Exercise description: Print the data that follows exactly.

___ Provided data ___

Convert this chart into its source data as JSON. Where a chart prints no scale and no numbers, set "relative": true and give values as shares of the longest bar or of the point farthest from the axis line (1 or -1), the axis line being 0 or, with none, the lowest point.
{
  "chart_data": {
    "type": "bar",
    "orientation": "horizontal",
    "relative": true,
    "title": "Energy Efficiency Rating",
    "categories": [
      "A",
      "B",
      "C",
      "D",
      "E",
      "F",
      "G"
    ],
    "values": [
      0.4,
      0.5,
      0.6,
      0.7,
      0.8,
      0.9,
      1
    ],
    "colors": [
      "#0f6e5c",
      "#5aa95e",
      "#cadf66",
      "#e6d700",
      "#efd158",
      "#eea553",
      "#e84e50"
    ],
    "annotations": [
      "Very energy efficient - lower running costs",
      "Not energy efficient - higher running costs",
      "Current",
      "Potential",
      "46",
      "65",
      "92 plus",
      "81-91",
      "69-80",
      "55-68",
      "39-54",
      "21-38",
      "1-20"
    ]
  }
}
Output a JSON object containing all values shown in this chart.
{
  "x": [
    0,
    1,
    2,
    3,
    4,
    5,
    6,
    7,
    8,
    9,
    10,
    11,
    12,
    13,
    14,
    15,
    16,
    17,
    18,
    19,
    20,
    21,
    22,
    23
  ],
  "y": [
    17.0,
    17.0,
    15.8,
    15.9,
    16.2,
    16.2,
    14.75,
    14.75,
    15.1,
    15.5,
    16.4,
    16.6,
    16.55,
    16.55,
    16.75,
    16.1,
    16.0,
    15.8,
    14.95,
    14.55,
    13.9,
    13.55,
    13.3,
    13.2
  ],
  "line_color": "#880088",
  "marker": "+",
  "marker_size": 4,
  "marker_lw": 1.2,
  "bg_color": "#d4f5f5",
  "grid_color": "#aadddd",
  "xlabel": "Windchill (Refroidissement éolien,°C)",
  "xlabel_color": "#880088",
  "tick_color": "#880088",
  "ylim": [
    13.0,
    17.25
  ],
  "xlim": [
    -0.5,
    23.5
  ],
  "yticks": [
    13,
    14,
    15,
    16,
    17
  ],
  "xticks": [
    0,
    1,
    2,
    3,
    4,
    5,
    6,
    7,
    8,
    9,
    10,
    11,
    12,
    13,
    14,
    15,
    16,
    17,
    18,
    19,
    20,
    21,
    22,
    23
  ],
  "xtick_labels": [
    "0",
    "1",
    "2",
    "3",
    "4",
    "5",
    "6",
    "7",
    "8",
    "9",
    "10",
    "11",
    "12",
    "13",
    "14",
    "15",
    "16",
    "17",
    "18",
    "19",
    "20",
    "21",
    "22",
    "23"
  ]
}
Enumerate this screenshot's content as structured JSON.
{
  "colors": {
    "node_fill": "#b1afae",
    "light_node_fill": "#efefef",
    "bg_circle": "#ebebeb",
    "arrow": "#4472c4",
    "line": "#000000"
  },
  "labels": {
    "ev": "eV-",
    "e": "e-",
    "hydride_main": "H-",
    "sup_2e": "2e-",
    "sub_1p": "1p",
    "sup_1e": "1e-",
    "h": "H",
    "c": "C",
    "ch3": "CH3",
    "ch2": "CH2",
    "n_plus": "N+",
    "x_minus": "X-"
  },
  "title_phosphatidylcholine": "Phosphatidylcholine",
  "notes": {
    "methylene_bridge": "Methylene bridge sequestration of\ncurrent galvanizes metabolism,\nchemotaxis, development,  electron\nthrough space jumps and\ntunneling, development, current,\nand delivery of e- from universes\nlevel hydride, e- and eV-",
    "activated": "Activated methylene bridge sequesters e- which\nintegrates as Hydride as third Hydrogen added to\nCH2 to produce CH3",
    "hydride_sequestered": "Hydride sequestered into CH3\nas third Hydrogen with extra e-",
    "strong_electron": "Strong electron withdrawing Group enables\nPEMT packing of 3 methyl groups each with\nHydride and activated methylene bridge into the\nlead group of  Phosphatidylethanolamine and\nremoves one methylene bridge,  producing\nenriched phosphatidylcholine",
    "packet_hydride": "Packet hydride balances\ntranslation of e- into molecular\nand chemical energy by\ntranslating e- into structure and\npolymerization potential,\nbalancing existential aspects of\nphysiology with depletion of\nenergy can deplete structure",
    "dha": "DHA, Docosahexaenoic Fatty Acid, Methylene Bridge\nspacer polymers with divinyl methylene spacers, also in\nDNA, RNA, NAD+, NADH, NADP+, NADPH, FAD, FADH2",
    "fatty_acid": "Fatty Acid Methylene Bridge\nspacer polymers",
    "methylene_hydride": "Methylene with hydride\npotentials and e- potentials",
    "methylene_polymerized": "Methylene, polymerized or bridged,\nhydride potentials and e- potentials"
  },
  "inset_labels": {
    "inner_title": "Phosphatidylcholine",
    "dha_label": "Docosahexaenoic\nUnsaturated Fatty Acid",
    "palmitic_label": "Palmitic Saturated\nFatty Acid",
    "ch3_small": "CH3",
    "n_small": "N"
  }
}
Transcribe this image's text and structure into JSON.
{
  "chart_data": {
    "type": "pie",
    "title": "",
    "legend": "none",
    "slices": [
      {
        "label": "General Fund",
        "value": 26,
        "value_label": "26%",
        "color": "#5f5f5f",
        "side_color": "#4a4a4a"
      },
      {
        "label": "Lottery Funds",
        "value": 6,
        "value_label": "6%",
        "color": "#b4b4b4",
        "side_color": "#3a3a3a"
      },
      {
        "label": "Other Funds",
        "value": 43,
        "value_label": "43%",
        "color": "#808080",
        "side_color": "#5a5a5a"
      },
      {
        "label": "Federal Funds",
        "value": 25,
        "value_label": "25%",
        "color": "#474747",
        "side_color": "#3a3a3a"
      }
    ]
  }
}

___

The solution:
Convert this chart into its source data as JSON. Where a chart prints no scale and no numbers, set "relative": true and give values as shares of the longest bar or of the point farthest from the axis line (1 or -1), the axis line being 0 or, with none, the lowest point.
{
  "chart_data": {
    "type": "bar",
    "orientation": "horizontal",
    "relative": true,
    "title": "Energy Efficiency Rating",
    "categories": [
      "A",
      "B",
      "C",
      "D",
      "E",
      "F",
      "G"
    ],
    "values": [
      0.4,
      0.5,
      0.6,
      0.7,
      0.8,
      0.9,
      1
    ],
    "colors": [
      "#0f6e5c",
      "#5aa95e",
      "#cadf66",
      "#e6d700",
      "#efd158",
      "#eea553",
      "#e84e50"
    ],
    "annotations": [
      "Very energy efficient - lower running costs",
      "Not energy efficient - higher running costs",
      "Current",
      "Potential",
      "46",
      "65",
      "92 plus",
      "81-91",
      "69-80",
      "55-68",
      "39-54",
      "21-38",
      "1-20"
    ]
  }
}
Output a JSON object containing all values shown in this chart.
{
  "x": [
    0,
    1,
    2,
    3,
    4,
    5,
    6,
    7,
    8,
    9,
    10,
    11,
    12,
    13,
    14,
    15,
    16,
    17,
    18,
    19,
    20,
    21,
    22,
    23
  ],
  "y": [
    17.0,
    17.0,
    15.8,
    15.9,
    16.2,
    16.2,
    14.75,
    14.75,
    15.1,
    15.5,
    16.4,
    16.6,
    16.55,
    16.55,
    16.75,
    16.1,
    16.0,
    15.8,
    14.95,
    14.55,
    13.9,
    13.55,
    13.3,
    13.2
  ],
  "line_color": "#880088",
  "marker": "+",
  "marker_size": 4,
  "marker_lw": 1.2,
  "bg_color": "#d4f5f5",
  "grid_color": "#aadddd",
  "xlabel": "Windchill (Refroidissement éolien,°C)",
  "xlabel_color": "#880088",
  "tick_color": "#880088",
  "ylim": [
    13.0,
    17.25
  ],
  "xlim": [
    -0.5,
    23.5
  ],
  "yticks": [
    13,
    14,
    15,
    16,
    17
  ],
  "xticks": [
    0,
    1,
    2,
    3,
    4,
    5,
    6,
    7,
    8,
    9,
    10,
    11,
    12,
    13,
    14,
    15,
    16,
    17,
    18,
    19,
    20,
    21,
    22,
    23
  ],
  "xtick_labels": [
    "0",
    "1",
    "2",
    "3",
    "4",
    "5",
    "6",
    "7",
    "8",
    "9",
    "10",
    "11",
    "12",
    "13",
    "14",
    "15",
    "16",
    "17",
    "18",
    "19",
    "20",
    "21",
    "22",
    "23"
  ]
}
Enumerate this screenshot's content as structured JSON.
{
  "colors": {
    "node_fill": "#b1afae",
    "light_node_fill": "#efefef",
    "bg_circle": "#ebebeb",
    "arrow": "#4472c4",
    "line": "#000000"
  },
  "labels": {
    "ev": "eV-",
    "e": "e-",
    "hydride_main": "H-",
    "sup_2e": "2e-",
    "sub_1p": "1p",
    "sup_1e": "1e-",
    "h": "H",
    "c": "C",
    "ch3": "CH3",
    "ch2": "CH2",
    "n_plus": "N+",
    "x_minus": "X-"
  },
  "title_phosphatidylcholine": "Phosphatidylcholine",
  "notes": {
    "methylene_bridge": "Methylene bridge sequestration of\ncurrent galvanizes metabolism,\nchemotaxis, development,  electron\nthrough space jumps and\ntunneling, development, current,\nand delivery of e- from universes\nlevel hydride, e- and eV-",
    "activated": "Activated methylene bridge sequesters e- which\nintegrates as Hydride as third Hydrogen added to\nCH2 to produce CH3",
    "hydride_sequestered": "Hydride sequestered into CH3\nas third Hydrogen with extra e-",
    "strong_electron": "Strong electron withdrawing Group enables\nPEMT packing of 3 methyl groups each with\nHydride and activated methylene bridge into the\nlead group of  Phosphatidylethanolamine and\nremoves one methylene bridge,  producing\nenriched phosphatidylcholine",
    "packet_hydride": "Packet hydride balances\ntranslation of e- into molecular\nand chemical energy by\ntranslating e- into structure and\npolymerization potential,\nbalancing existential aspects of\nphysiology with depletion of\nenergy can deplete structure",
    "dha": "DHA, Docosahexaenoic Fatty Acid, Methylene Bridge\nspacer polymers with divinyl methylene spacers, also in\nDNA, RNA, NAD+, NADH, NADP+, NADPH, FAD, FADH2",
    "fatty_acid": "Fatty Acid Methylene Bridge\nspacer polymers",
    "methylene_hydride": "Methylene with hydride\npotentials and e- potentials",
    "methylene_polymerized": "Methylene, polymerized or bridged,\nhydride potentials and e- potentials"
  },
  "inset_labels": {
    "inner_title": "Phosphatidylcholine",
    "dha_label": "Docosahexaenoic\nUnsaturated Fatty Acid",
    "palmitic_label": "Palmitic Saturated\nFatty Acid",
    "ch3_small": "CH3",
    "n_small": "N"
  }
}
Transcribe this image's text and structure into JSON.
{
  "chart_data": {
    "type": "pie",
    "title": "",
    "legend": "none",
    "slices": [
      {
        "label": "General Fund",
        "value": 26,
        "value_label": "26%",
        "color": "#5f5f5f",
        "side_color": "#4a4a4a"
      },
      {
        "label": "Lottery Funds",
        "value": 6,
        "value_label": "6%",
        "color": "#b4b4b4",
        "side_color": "#3a3a3a"
      },
      {
        "label": "Other Funds",
        "value": 43,
        "value_label": "43%",
        "color": "#808080",
        "side_color": "#5a5a5a"
      },
      {
        "label": "Federal Funds",
        "value": 25,
        "value_label": "25%",
        "color": "#474747",
        "side_color": "#3a3a3a"
      }
    ]
  }
}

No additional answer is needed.